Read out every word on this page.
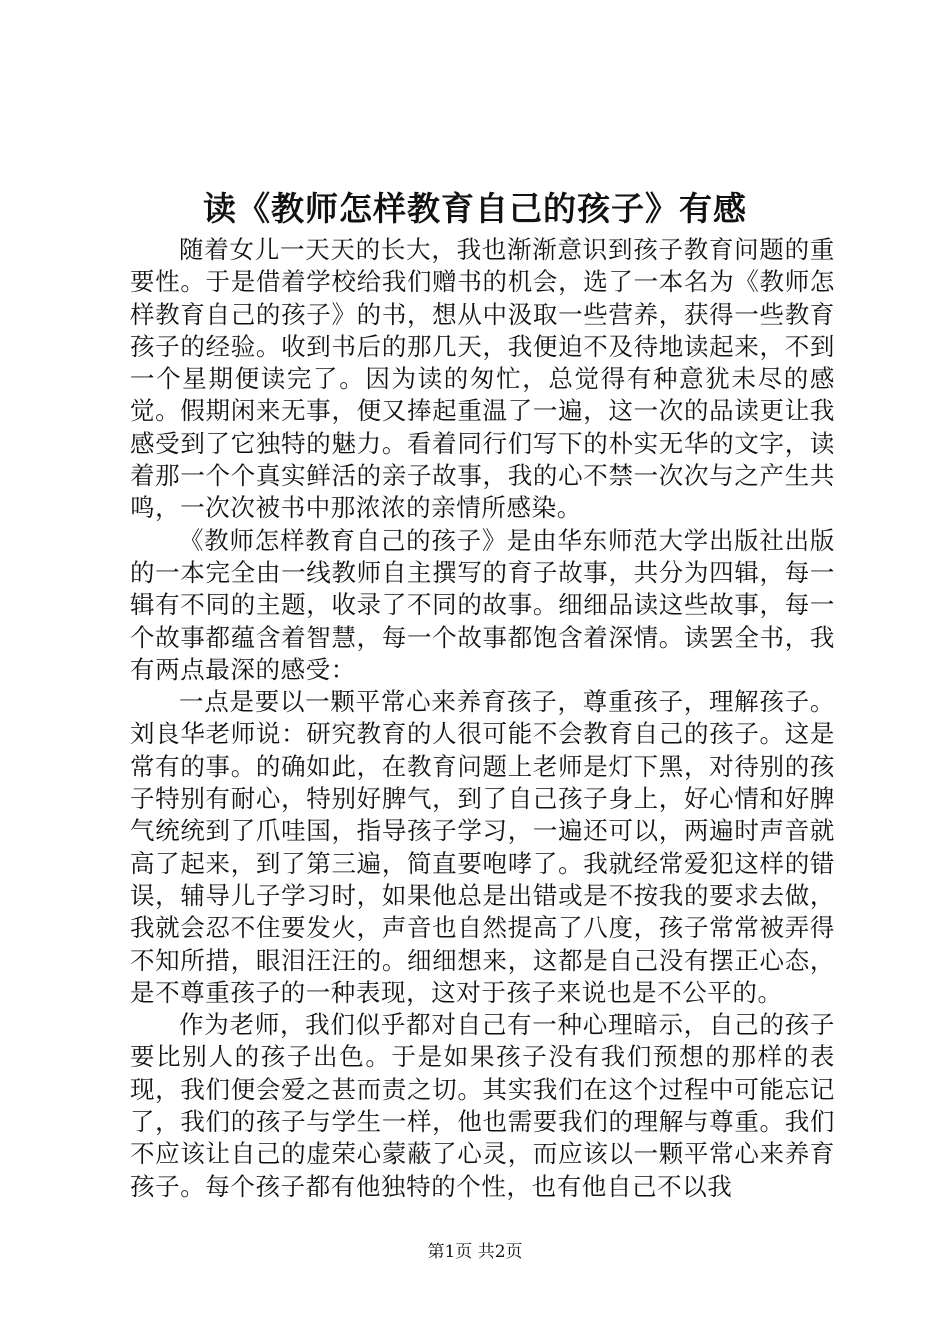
读《教师怎样教育自己的孩子》有感

随着女儿一天天的长大，我也渐渐意识到孩子教育问题的重要性。于是借着学校给我们赠书的机会，选了一本名为《教师怎样教育自己的孩子》的书，想从中汲取一些营养，获得一些教育孩子的经验。收到书后的那几天，我便迫不及待地读起来，不到一个星期便读完了。因为读的匆忙，总觉得有种意犹未尽的感觉。假期闲来无事，便又捧起重温了一遍，这一次的品读更让我感受到了它独特的魅力。看着同行们写下的朴实无华的文字，读着那一个个真实鲜活的亲子故事，我的心不禁一次次与之产生共鸣，一次次被书中那浓浓的亲情所感染。

《教师怎样教育自己的孩子》是由华东师范大学出版社出版的一本完全由一线教师自主撰写的育子故事，共分为四辑，每一辑有不同的主题，收录了不同的故事。细细品读这些故事，每一个故事都蕴含着智慧，每一个故事都饱含着深情。读罢全书，我有两点最深的感受：

一点是要以一颗平常心来养育孩子，尊重孩子，理解孩子。刘良华老师说：研究教育的人很可能不会教育自己的孩子。这是常有的事。的确如此，在教育问题上老师是灯下黑，对待别的孩子特别有耐心，特别好脾气，到了自己孩子身上，好心情和好脾气统统到了爪哇国，指导孩子学习，一遍还可以，两遍时声音就高了起来，到了第三遍，简直要咆哮了。我就经常爱犯这样的错误，辅导儿子学习时，如果他总是出错或是不按我的要求去做，我就会忍不住要发火，声音也自然提高了八度，孩子常常被弄得不知所措，眼泪汪汪的。细细想来，这都是自己没有摆正心态，是不尊重孩子的一种表现，这对于孩子来说也是不公平的。

作为老师，我们似乎都对自己有一种心理暗示，自己的孩子要比别人的孩子出色。于是如果孩子没有我们预想的那样的表现，我们便会爱之甚而责之切。其实我们在这个过程中可能忘记了，我们的孩子与学生一样，他也需要我们的理解与尊重。我们不应该让自己的虚荣心蒙蔽了心灵，而应该以一颗平常心来养育孩子。每个孩子都有他独特的个性，也有他自己不以我

第1页 共2页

▶ Task directions: Leave out the pictures and repeat everything else in the records exactly.

▶ Task response:
Read out every word on this page.
读《教师怎样教育自己的孩子》有感

随着女儿一天天的长大，我也渐渐意识到孩子教育问题的重要性。于是借着学校给我们赠书的机会，选了一本名为《教师怎样教育自己的孩子》的书，想从中汲取一些营养，获得一些教育孩子的经验。收到书后的那几天，我便迫不及待地读起来，不到一个星期便读完了。因为读的匆忙，总觉得有种意犹未尽的感觉。假期闲来无事，便又捧起重温了一遍，这一次的品读更让我感受到了它独特的魅力。看着同行们写下的朴实无华的文字，读着那一个个真实鲜活的亲子故事，我的心不禁一次次与之产生共鸣，一次次被书中那浓浓的亲情所感染。

《教师怎样教育自己的孩子》是由华东师范大学出版社出版的一本完全由一线教师自主撰写的育子故事，共分为四辑，每一辑有不同的主题，收录了不同的故事。细细品读这些故事，每一个故事都蕴含着智慧，每一个故事都饱含着深情。读罢全书，我有两点最深的感受：

一点是要以一颗平常心来养育孩子，尊重孩子，理解孩子。刘良华老师说：研究教育的人很可能不会教育自己的孩子。这是常有的事。的确如此，在教育问题上老师是灯下黑，对待别的孩子特别有耐心，特别好脾气，到了自己孩子身上，好心情和好脾气统统到了爪哇国，指导孩子学习，一遍还可以，两遍时声音就高了起来，到了第三遍，简直要咆哮了。我就经常爱犯这样的错误，辅导儿子学习时，如果他总是出错或是不按我的要求去做，我就会忍不住要发火，声音也自然提高了八度，孩子常常被弄得不知所措，眼泪汪汪的。细细想来，这都是自己没有摆正心态，是不尊重孩子的一种表现，这对于孩子来说也是不公平的。

作为老师，我们似乎都对自己有一种心理暗示，自己的孩子要比别人的孩子出色。于是如果孩子没有我们预想的那样的表现，我们便会爱之甚而责之切。其实我们在这个过程中可能忘记了，我们的孩子与学生一样，他也需要我们的理解与尊重。我们不应该让自己的虚荣心蒙蔽了心灵，而应该以一颗平常心来养育孩子。每个孩子都有他独特的个性，也有他自己不以我

第1页 共2页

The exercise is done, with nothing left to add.